**Challenge**
Copy out all lines with the word "kind" in them.

**Items**

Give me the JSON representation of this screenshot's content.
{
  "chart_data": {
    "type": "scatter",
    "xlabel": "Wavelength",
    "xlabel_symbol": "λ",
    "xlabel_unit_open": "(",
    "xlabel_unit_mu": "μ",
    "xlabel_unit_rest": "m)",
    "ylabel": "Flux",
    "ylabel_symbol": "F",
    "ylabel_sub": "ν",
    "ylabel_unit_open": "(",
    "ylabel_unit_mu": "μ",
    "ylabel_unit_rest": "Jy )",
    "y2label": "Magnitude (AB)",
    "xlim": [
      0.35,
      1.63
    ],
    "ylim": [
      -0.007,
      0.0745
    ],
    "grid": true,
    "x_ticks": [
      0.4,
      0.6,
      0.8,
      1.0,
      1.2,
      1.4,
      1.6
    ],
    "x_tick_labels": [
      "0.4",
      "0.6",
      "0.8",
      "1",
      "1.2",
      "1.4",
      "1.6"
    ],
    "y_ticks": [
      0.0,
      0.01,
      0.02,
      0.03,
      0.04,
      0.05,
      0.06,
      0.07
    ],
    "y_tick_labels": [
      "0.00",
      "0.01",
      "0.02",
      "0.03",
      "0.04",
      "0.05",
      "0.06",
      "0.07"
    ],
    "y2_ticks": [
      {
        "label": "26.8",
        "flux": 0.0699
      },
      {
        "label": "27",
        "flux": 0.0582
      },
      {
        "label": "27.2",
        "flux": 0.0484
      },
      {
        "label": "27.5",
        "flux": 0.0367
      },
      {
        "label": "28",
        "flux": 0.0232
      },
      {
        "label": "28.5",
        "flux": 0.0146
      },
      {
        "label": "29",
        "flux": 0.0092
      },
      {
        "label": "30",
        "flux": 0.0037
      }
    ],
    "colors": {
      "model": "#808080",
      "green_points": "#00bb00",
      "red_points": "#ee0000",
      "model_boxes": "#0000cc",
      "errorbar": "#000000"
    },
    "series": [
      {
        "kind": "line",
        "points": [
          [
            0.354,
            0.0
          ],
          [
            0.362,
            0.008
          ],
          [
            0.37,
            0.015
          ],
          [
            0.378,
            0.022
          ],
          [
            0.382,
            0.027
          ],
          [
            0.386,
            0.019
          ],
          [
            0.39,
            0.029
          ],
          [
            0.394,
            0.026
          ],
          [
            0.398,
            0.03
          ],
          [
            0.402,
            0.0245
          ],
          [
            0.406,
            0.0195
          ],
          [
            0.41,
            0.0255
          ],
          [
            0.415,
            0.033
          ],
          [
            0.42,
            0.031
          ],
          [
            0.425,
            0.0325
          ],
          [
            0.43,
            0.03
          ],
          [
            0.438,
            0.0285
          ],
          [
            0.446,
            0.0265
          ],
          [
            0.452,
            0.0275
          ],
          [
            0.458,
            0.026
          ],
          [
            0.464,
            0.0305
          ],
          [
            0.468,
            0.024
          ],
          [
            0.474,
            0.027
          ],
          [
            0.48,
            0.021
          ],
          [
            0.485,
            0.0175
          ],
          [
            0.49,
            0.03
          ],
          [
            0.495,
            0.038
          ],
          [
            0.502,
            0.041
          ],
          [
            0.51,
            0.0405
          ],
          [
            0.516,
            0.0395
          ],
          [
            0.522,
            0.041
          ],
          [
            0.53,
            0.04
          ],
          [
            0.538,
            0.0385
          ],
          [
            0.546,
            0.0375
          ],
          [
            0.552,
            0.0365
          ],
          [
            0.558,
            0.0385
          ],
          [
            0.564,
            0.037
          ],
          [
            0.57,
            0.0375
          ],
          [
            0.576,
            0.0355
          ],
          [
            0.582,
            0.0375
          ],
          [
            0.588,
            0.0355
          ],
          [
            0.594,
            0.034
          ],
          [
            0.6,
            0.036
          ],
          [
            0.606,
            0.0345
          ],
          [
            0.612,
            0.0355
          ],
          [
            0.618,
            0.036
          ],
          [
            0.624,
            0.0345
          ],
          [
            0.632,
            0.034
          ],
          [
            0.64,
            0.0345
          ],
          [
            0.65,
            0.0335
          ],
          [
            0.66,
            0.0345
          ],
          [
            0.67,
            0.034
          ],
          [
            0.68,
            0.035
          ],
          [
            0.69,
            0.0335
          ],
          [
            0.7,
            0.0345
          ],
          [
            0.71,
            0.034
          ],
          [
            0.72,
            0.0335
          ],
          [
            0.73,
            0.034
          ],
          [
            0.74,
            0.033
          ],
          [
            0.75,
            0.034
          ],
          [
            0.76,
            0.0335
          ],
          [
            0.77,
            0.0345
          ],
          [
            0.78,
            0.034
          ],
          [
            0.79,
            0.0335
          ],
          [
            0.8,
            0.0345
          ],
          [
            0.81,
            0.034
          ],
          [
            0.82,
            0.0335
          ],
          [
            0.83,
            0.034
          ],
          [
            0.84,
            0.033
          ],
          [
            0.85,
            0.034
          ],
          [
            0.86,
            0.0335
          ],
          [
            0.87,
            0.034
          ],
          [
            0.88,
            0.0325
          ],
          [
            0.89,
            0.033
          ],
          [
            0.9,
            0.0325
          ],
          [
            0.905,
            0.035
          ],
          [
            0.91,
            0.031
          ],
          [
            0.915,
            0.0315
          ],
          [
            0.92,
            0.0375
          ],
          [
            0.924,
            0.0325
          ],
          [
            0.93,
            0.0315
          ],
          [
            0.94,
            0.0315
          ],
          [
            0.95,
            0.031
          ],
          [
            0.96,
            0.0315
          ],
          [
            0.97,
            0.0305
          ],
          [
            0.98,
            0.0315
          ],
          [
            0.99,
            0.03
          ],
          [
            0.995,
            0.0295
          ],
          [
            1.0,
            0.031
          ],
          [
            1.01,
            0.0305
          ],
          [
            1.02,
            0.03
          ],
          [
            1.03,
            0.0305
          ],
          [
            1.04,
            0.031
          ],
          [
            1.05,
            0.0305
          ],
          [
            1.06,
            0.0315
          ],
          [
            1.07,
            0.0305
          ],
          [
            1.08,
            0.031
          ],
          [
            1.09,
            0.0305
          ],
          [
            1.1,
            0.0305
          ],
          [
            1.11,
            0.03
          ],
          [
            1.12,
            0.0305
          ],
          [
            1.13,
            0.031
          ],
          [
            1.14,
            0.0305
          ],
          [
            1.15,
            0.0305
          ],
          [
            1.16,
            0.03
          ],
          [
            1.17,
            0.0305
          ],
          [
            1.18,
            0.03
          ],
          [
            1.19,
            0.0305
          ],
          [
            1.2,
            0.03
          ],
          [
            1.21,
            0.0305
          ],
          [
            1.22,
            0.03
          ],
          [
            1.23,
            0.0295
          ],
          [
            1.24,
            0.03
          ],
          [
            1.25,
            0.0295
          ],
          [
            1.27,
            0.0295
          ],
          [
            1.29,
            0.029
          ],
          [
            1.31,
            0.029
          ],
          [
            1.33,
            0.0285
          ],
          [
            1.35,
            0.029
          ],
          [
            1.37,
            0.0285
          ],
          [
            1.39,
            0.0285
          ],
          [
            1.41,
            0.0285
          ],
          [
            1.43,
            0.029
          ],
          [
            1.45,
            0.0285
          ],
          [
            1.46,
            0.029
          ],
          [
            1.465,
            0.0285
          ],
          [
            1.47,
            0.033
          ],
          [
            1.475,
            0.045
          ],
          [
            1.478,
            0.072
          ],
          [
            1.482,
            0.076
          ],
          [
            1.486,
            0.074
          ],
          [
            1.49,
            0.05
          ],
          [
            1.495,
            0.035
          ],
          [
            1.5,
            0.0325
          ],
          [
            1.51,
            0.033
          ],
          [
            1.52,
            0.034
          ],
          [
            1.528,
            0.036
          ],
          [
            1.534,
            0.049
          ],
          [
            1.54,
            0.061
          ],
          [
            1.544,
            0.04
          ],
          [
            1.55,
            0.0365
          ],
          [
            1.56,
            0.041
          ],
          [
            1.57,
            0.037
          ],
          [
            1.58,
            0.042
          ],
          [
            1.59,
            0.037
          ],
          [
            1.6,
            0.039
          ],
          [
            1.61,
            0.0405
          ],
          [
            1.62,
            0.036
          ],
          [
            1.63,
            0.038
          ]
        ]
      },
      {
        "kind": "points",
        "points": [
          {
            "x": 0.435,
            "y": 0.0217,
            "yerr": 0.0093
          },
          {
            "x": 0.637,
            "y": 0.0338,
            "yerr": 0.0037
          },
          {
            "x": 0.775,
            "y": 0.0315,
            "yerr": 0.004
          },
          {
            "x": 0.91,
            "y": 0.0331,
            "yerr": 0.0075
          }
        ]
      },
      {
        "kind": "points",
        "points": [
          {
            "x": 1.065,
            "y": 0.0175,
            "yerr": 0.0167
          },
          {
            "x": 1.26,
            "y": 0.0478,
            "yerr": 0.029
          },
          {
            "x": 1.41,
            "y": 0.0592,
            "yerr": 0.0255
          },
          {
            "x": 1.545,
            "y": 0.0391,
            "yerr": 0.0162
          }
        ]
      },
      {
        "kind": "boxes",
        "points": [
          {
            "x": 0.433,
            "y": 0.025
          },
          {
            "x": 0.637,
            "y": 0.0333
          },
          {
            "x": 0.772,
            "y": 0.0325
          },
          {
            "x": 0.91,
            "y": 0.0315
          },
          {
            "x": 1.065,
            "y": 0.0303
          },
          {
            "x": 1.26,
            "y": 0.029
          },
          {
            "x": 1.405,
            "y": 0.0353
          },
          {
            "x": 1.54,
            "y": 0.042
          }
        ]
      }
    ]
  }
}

**Solution for this problem**
        "kind": "line",
        "kind": "points",
        "kind": "points",
        "kind": "boxes",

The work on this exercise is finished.